GOAL OF THE EXERCISE: Quote the records in full and leave their pictures out.

MATERIAL PROVIDED:
——————————

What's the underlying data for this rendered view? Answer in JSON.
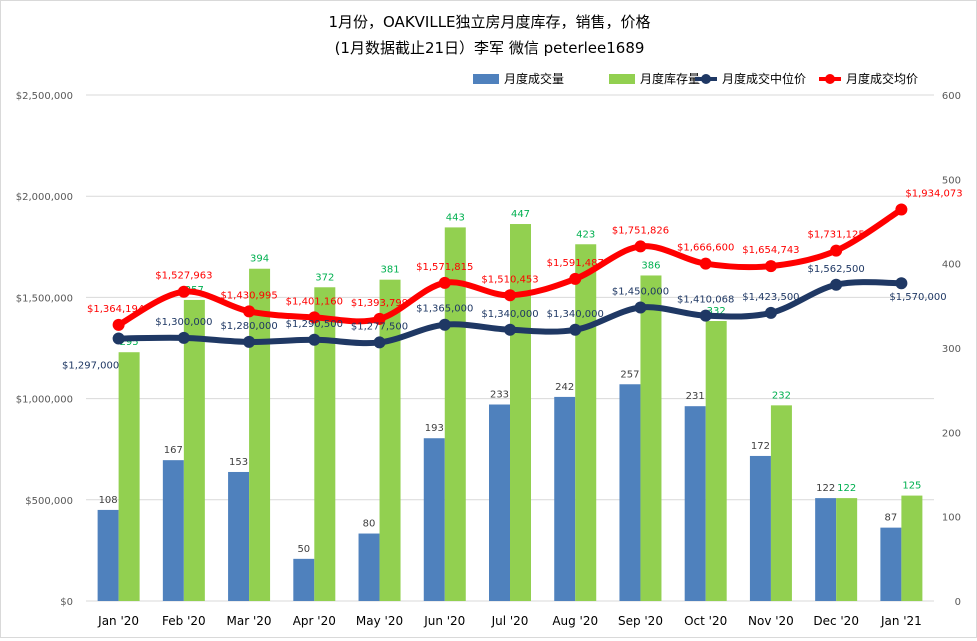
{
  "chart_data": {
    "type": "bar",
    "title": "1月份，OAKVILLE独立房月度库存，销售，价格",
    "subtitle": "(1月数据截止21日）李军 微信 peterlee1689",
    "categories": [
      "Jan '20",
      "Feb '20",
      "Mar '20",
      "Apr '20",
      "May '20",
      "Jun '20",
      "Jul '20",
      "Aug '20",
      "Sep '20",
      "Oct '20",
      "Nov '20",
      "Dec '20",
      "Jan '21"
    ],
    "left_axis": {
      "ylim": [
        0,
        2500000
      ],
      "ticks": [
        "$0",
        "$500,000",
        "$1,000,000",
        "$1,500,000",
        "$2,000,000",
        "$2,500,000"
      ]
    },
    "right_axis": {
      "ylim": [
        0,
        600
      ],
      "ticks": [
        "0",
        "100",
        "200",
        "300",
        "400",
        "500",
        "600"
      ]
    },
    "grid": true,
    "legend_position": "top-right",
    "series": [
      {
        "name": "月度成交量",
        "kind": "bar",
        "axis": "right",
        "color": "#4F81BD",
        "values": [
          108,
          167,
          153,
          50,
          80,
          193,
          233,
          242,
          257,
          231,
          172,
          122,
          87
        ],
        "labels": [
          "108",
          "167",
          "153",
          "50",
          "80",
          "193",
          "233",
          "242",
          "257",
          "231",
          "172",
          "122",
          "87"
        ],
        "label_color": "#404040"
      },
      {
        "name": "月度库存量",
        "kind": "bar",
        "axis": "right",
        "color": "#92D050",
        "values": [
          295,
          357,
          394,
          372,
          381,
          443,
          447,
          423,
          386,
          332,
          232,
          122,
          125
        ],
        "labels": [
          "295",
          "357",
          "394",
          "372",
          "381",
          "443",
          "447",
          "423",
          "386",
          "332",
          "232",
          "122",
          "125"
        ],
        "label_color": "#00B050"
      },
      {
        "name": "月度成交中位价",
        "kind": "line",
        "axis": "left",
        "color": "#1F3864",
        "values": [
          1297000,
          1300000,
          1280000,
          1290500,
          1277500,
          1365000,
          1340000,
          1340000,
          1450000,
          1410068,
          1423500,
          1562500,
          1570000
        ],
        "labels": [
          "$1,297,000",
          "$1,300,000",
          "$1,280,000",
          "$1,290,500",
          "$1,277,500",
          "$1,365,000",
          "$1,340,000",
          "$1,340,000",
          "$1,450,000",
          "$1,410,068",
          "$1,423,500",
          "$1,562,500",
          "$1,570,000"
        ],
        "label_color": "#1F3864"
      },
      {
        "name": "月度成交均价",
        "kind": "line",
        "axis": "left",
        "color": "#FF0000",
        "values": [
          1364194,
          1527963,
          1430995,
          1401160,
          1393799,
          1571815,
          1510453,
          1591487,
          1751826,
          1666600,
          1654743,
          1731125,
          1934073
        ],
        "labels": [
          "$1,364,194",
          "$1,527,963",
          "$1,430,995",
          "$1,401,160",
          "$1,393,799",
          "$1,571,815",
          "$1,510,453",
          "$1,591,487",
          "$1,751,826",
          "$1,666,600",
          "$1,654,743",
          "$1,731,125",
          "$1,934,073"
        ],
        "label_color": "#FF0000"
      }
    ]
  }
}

——————————

FINISHED TASK:
What's the underlying data for this rendered view? Answer in JSON.
{
  "chart_data": {
    "type": "bar",
    "title": "1月份，OAKVILLE独立房月度库存，销售，价格",
    "subtitle": "(1月数据截止21日）李军 微信 peterlee1689",
    "categories": [
      "Jan '20",
      "Feb '20",
      "Mar '20",
      "Apr '20",
      "May '20",
      "Jun '20",
      "Jul '20",
      "Aug '20",
      "Sep '20",
      "Oct '20",
      "Nov '20",
      "Dec '20",
      "Jan '21"
    ],
    "left_axis": {
      "ylim": [
        0,
        2500000
      ],
      "ticks": [
        "$0",
        "$500,000",
        "$1,000,000",
        "$1,500,000",
        "$2,000,000",
        "$2,500,000"
      ]
    },
    "right_axis": {
      "ylim": [
        0,
        600
      ],
      "ticks": [
        "0",
        "100",
        "200",
        "300",
        "400",
        "500",
        "600"
      ]
    },
    "grid": true,
    "legend_position": "top-right",
    "series": [
      {
        "name": "月度成交量",
        "kind": "bar",
        "axis": "right",
        "color": "#4F81BD",
        "values": [
          108,
          167,
          153,
          50,
          80,
          193,
          233,
          242,
          257,
          231,
          172,
          122,
          87
        ],
        "labels": [
          "108",
          "167",
          "153",
          "50",
          "80",
          "193",
          "233",
          "242",
          "257",
          "231",
          "172",
          "122",
          "87"
        ],
        "label_color": "#404040"
      },
      {
        "name": "月度库存量",
        "kind": "bar",
        "axis": "right",
        "color": "#92D050",
        "values": [
          295,
          357,
          394,
          372,
          381,
          443,
          447,
          423,
          386,
          332,
          232,
          122,
          125
        ],
        "labels": [
          "295",
          "357",
          "394",
          "372",
          "381",
          "443",
          "447",
          "423",
          "386",
          "332",
          "232",
          "122",
          "125"
        ],
        "label_color": "#00B050"
      },
      {
        "name": "月度成交中位价",
        "kind": "line",
        "axis": "left",
        "color": "#1F3864",
        "values": [
          1297000,
          1300000,
          1280000,
          1290500,
          1277500,
          1365000,
          1340000,
          1340000,
          1450000,
          1410068,
          1423500,
          1562500,
          1570000
        ],
        "labels": [
          "$1,297,000",
          "$1,300,000",
          "$1,280,000",
          "$1,290,500",
          "$1,277,500",
          "$1,365,000",
          "$1,340,000",
          "$1,340,000",
          "$1,450,000",
          "$1,410,068",
          "$1,423,500",
          "$1,562,500",
          "$1,570,000"
        ],
        "label_color": "#1F3864"
      },
      {
        "name": "月度成交均价",
        "kind": "line",
        "axis": "left",
        "color": "#FF0000",
        "values": [
          1364194,
          1527963,
          1430995,
          1401160,
          1393799,
          1571815,
          1510453,
          1591487,
          1751826,
          1666600,
          1654743,
          1731125,
          1934073
        ],
        "labels": [
          "$1,364,194",
          "$1,527,963",
          "$1,430,995",
          "$1,401,160",
          "$1,393,799",
          "$1,571,815",
          "$1,510,453",
          "$1,591,487",
          "$1,751,826",
          "$1,666,600",
          "$1,654,743",
          "$1,731,125",
          "$1,934,073"
        ],
        "label_color": "#FF0000"
      }
    ]
  }
}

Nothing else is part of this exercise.